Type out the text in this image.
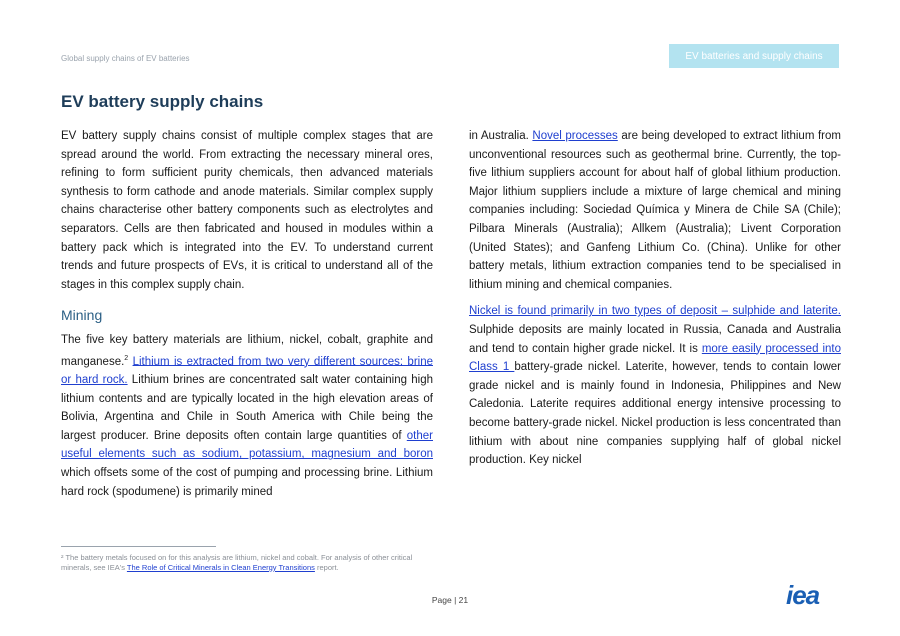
Global supply chains of EV batteries	EV batteries and supply chains
EV battery supply chains

EV battery supply chains consist of multiple complex stages that are spread around the world. From extracting the necessary mineral ores, refining to form sufficient purity chemicals, then advanced materials synthesis to form cathode and anode materials. Similar complex supply chains characterise other battery components such as electrolytes and separators. Cells are then fabricated and housed in modules within a battery pack which is integrated into the EV. To understand current trends and future prospects of EVs, it is critical to understand all of the stages in this complex supply chain.

Mining

The five key battery materials are lithium, nickel, cobalt, graphite and manganese.$^2$ Lithium is extracted from two very different sources: brine or hard rock. Lithium brines are concentrated salt water containing high lithium contents and are typically located in the high elevation areas of Bolivia, Argentina and Chile in South America with Chile being the largest producer. Brine deposits often contain large quantities of other useful elements such as sodium, potassium, magnesium and boron which offsets some of the cost of pumping and processing brine. Lithium hard rock (spodumene) is primarily mined

in Australia. Novel processes are being developed to extract lithium from unconventional resources such as geothermal brine. Currently, the top-five lithium suppliers account for about half of global lithium production. Major lithium suppliers include a mixture of large chemical and mining companies including: Sociedad Química y Minera de Chile SA (Chile); Pilbara Minerals (Australia); Allkem (Australia); Livent Corporation (United States); and Ganfeng Lithium Co. (China). Unlike for other battery metals, lithium extraction companies tend to be specialised in lithium mining and chemical companies.

Nickel is found primarily in two types of deposit – sulphide and laterite. Sulphide deposits are mainly located in Russia, Canada and Australia and tend to contain higher grade nickel. It is more easily processed into Class 1 battery-grade nickel. Laterite, however, tends to contain lower grade nickel and is mainly found in Indonesia, Philippines and New Caledonia. Laterite requires additional energy intensive processing to become battery-grade nickel. Nickel production is less concentrated than lithium with about nine companies supplying half of global nickel production. Key nickel

² The battery metals focused on for this analysis are lithium, nickel and cobalt. For analysis of other critical minerals, see IEA's The Role of Critical Minerals in Clean Energy Transitions report.
Page | 21	iea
....................
## Requirement
Work out how many lines of the data above contain the string "tend" and give the number alone.

## Exercise solution
2